Cependant on lit peu de romans qui évoquent la différence liée à l’âge des parents. Le problème est pourtant tout à fait pertinent. Il touche bon nombre de lecteurs et permet de s’interroger sur les différents modes d’organisation familiale.
Guilène est une enfant unique. Sa vie familiale est basée sur l’amour et le plaisir d’être ensemble. L’arrivée au collège et les nouveaux liens d’amitié qu’elle tisse avec ses camarades l’amènent à se poser plein de questions sur son environnement familial. Elle traverse toutes sortes d’émotions et de sentiments. Elle s’interroge sur sa relation aux autres, aux garçons, aux filles, à l’autorité, …
Guilène prend conscience des différences, de la difficulté à se faire accepter et à s’accepter, de la fragilité et de la solidité des liens qui unissent chacun. Guilène se construit, elle grandit.
L’âge du fond des verres est un récit plein de tendresse écrit avec beaucoup de justesse et quelques pointes d’humour revigorantes. Il évoque simplement l’ambivalence des sentiments d’une jeune collégienne à partir d’une problématique intime et bien ciblée.
Analyse
L’ambivalence des émotions
L’écriture en « je » permet de prendre facilement le parti de Guilène. L’expression est directe, Guilène n’hésite pas à faire part de ses réflexions, de ses émois. Il est aisé de partager ses doutes.
Dès le début du roman elle se sent coupée en deux (p9), elle est tiraillée entre son plaisir, ses envies, ses pensées… Elle a le sentiment d’avoir « plusieurs peaux » (p9). Elle a aussi conscience d’avoir une humeur instable. Elle évoque par exemple « des hauts et des bas » (p33). Le fait de s’interroger sur ses ressentis en dehors de toutes relations directes à l’autre est intéressant. Cela permet de rendre compte d’une évolution de la personnalité en lien avec l’âge.
Guilène a envie de grandir mais elle a aussi peur. Elle est par exemple tiraillée entre la fête d’anniversaire et la soirée organisée par la classe. Elle se sent « beaucoup trop petite pour un dîner de classe » et pourtant elle répond crânement par l’affirmatif à l’invitation de son amie Cléa (p43). En fait Guilène vit une période transitoire entre l’enfance et l’adolescence. Elle doit affronter l’inconnu pour avancer.

____

Consignes:
(1) Répondez à ces questions d'après le texte donné :
(a) Quelle est la place de Guilène dans sa famille ?
(b) Par quelle expression, citée page 33, Guilène parle-t-elle de son humeur ?
(c) Qui invite Guilène au dîner de classe ?
(2) En une à trois phrases, indiquez pourquoi, selon le texte donné, il est facile de prendre le parti de Guilène.

Lignes fournies:
____

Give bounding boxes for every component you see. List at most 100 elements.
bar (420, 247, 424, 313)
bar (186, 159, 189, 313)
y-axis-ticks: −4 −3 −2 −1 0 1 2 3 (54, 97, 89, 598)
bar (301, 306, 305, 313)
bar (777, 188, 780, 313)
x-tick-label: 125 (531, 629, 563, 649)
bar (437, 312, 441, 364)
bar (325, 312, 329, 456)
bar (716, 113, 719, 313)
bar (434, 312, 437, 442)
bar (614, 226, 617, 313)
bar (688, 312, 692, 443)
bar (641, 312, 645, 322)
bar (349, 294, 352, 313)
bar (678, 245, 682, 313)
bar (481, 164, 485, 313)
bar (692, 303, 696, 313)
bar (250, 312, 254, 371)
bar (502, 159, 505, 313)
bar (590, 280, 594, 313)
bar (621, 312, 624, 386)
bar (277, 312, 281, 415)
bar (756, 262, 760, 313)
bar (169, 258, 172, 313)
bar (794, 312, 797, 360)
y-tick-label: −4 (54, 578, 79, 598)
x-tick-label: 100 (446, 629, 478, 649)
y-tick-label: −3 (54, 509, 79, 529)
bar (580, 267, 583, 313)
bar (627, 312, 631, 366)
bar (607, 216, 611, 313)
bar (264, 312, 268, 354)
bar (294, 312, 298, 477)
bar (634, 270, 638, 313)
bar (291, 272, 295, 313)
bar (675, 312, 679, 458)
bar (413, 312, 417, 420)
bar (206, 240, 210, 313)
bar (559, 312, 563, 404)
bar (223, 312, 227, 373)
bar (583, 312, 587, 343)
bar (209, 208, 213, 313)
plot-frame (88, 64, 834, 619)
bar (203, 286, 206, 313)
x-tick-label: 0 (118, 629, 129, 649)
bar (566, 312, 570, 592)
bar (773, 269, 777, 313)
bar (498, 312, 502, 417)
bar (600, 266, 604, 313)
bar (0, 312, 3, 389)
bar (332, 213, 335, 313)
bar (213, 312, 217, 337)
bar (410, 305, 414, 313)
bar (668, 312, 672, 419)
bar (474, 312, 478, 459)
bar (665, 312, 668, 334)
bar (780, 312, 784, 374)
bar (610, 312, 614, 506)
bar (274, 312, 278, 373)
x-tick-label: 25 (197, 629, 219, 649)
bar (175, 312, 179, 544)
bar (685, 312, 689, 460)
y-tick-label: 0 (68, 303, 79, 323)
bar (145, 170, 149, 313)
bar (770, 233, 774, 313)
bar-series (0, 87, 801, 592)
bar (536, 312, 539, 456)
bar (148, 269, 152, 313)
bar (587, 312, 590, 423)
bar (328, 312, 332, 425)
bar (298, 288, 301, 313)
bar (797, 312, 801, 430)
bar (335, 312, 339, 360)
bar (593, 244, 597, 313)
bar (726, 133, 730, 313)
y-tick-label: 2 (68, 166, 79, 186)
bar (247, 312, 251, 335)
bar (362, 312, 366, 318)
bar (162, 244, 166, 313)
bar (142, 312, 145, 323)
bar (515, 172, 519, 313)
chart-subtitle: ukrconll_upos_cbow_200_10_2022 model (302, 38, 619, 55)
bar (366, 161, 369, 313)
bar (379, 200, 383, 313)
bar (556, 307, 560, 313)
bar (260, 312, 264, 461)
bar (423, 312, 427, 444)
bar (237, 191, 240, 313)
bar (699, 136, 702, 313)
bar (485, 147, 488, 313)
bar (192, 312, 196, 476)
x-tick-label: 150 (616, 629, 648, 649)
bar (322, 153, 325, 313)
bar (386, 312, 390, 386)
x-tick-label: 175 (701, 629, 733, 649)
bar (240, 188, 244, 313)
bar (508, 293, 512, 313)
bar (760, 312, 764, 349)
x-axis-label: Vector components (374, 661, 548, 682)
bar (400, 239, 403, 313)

____

Réponses:
(1)
(a) Elle est enfant unique.
(b) « des hauts et des bas »
(c) Son amie Cléa.

(2) Le récit est écrit en « je », ce qui rend l'expression directe. Guilène y livre sans hésiter ses réflexions et ses émois, et il est donc aisé de partager ses doutes.